___ Provided data ___

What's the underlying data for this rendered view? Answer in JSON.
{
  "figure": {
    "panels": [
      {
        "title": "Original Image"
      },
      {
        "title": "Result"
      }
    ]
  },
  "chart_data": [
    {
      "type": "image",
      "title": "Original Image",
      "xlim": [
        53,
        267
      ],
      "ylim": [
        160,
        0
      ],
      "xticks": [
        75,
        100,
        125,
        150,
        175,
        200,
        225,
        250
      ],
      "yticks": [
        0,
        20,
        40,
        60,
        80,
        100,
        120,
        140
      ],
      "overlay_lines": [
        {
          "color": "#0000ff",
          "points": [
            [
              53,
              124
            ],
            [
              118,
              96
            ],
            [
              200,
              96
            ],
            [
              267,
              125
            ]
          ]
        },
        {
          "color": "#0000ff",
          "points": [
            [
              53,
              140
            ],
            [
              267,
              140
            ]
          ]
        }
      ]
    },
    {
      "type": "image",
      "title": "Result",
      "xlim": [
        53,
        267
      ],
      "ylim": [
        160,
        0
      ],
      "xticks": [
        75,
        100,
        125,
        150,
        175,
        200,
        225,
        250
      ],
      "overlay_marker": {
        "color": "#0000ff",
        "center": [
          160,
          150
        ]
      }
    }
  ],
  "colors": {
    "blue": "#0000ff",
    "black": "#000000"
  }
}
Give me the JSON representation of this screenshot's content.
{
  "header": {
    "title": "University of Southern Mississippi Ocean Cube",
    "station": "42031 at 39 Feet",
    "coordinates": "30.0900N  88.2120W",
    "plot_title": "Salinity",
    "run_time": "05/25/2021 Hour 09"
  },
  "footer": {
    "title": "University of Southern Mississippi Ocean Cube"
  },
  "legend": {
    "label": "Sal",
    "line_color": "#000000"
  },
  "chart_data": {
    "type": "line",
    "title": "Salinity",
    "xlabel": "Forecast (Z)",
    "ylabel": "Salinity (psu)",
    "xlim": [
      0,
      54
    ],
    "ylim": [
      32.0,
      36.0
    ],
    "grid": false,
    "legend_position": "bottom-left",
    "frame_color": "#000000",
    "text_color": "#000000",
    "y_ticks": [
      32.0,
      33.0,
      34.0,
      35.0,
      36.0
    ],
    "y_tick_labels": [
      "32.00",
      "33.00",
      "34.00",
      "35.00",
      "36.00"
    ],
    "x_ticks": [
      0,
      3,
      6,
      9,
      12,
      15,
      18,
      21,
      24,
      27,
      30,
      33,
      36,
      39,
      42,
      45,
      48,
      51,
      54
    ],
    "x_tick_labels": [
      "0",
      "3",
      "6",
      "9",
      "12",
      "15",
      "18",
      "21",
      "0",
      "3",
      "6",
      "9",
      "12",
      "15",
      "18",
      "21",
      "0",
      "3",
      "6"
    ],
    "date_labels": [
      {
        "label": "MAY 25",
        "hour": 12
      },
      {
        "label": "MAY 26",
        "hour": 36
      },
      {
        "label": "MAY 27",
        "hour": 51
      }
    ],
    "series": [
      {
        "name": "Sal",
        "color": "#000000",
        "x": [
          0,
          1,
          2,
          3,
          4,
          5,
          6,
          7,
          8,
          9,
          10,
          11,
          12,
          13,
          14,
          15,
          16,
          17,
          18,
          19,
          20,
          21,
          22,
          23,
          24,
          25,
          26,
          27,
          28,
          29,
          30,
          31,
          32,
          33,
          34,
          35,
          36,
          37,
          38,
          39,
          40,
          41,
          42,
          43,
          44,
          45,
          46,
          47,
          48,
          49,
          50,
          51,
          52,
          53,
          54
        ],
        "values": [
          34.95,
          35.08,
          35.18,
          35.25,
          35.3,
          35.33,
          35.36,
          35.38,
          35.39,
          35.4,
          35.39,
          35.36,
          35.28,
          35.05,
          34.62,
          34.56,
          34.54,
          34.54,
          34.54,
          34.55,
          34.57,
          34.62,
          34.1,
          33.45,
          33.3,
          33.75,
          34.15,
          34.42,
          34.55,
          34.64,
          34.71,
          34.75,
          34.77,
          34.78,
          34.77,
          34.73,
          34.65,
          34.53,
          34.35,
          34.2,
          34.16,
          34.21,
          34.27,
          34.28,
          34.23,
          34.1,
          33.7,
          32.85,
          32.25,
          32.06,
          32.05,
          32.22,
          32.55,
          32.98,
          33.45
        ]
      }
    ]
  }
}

___

## What needs to be done
Transcribe the whole listing exactly.

## Reply
What's the underlying data for this rendered view? Answer in JSON.
{
  "figure": {
    "panels": [
      {
        "title": "Original Image"
      },
      {
        "title": "Result"
      }
    ]
  },
  "chart_data": [
    {
      "type": "image",
      "title": "Original Image",
      "xlim": [
        53,
        267
      ],
      "ylim": [
        160,
        0
      ],
      "xticks": [
        75,
        100,
        125,
        150,
        175,
        200,
        225,
        250
      ],
      "yticks": [
        0,
        20,
        40,
        60,
        80,
        100,
        120,
        140
      ],
      "overlay_lines": [
        {
          "color": "#0000ff",
          "points": [
            [
              53,
              124
            ],
            [
              118,
              96
            ],
            [
              200,
              96
            ],
            [
              267,
              125
            ]
          ]
        },
        {
          "color": "#0000ff",
          "points": [
            [
              53,
              140
            ],
            [
              267,
              140
            ]
          ]
        }
      ]
    },
    {
      "type": "image",
      "title": "Result",
      "xlim": [
        53,
        267
      ],
      "ylim": [
        160,
        0
      ],
      "xticks": [
        75,
        100,
        125,
        150,
        175,
        200,
        225,
        250
      ],
      "overlay_marker": {
        "color": "#0000ff",
        "center": [
          160,
          150
        ]
      }
    }
  ],
  "colors": {
    "blue": "#0000ff",
    "black": "#000000"
  }
}
Give me the JSON representation of this screenshot's content.
{
  "header": {
    "title": "University of Southern Mississippi Ocean Cube",
    "station": "42031 at 39 Feet",
    "coordinates": "30.0900N  88.2120W",
    "plot_title": "Salinity",
    "run_time": "05/25/2021 Hour 09"
  },
  "footer": {
    "title": "University of Southern Mississippi Ocean Cube"
  },
  "legend": {
    "label": "Sal",
    "line_color": "#000000"
  },
  "chart_data": {
    "type": "line",
    "title": "Salinity",
    "xlabel": "Forecast (Z)",
    "ylabel": "Salinity (psu)",
    "xlim": [
      0,
      54
    ],
    "ylim": [
      32.0,
      36.0
    ],
    "grid": false,
    "legend_position": "bottom-left",
    "frame_color": "#000000",
    "text_color": "#000000",
    "y_ticks": [
      32.0,
      33.0,
      34.0,
      35.0,
      36.0
    ],
    "y_tick_labels": [
      "32.00",
      "33.00",
      "34.00",
      "35.00",
      "36.00"
    ],
    "x_ticks": [
      0,
      3,
      6,
      9,
      12,
      15,
      18,
      21,
      24,
      27,
      30,
      33,
      36,
      39,
      42,
      45,
      48,
      51,
      54
    ],
    "x_tick_labels": [
      "0",
      "3",
      "6",
      "9",
      "12",
      "15",
      "18",
      "21",
      "0",
      "3",
      "6",
      "9",
      "12",
      "15",
      "18",
      "21",
      "0",
      "3",
      "6"
    ],
    "date_labels": [
      {
        "label": "MAY 25",
        "hour": 12
      },
      {
        "label": "MAY 26",
        "hour": 36
      },
      {
        "label": "MAY 27",
        "hour": 51
      }
    ],
    "series": [
      {
        "name": "Sal",
        "color": "#000000",
        "x": [
          0,
          1,
          2,
          3,
          4,
          5,
          6,
          7,
          8,
          9,
          10,
          11,
          12,
          13,
          14,
          15,
          16,
          17,
          18,
          19,
          20,
          21,
          22,
          23,
          24,
          25,
          26,
          27,
          28,
          29,
          30,
          31,
          32,
          33,
          34,
          35,
          36,
          37,
          38,
          39,
          40,
          41,
          42,
          43,
          44,
          45,
          46,
          47,
          48,
          49,
          50,
          51,
          52,
          53,
          54
        ],
        "values": [
          34.95,
          35.08,
          35.18,
          35.25,
          35.3,
          35.33,
          35.36,
          35.38,
          35.39,
          35.4,
          35.39,
          35.36,
          35.28,
          35.05,
          34.62,
          34.56,
          34.54,
          34.54,
          34.54,
          34.55,
          34.57,
          34.62,
          34.1,
          33.45,
          33.3,
          33.75,
          34.15,
          34.42,
          34.55,
          34.64,
          34.71,
          34.75,
          34.77,
          34.78,
          34.77,
          34.73,
          34.65,
          34.53,
          34.35,
          34.2,
          34.16,
          34.21,
          34.27,
          34.28,
          34.23,
          34.1,
          33.7,
          32.85,
          32.25,
          32.06,
          32.05,
          32.22,
          32.55,
          32.98,
          33.45
        ]
      }
    ]
  }
}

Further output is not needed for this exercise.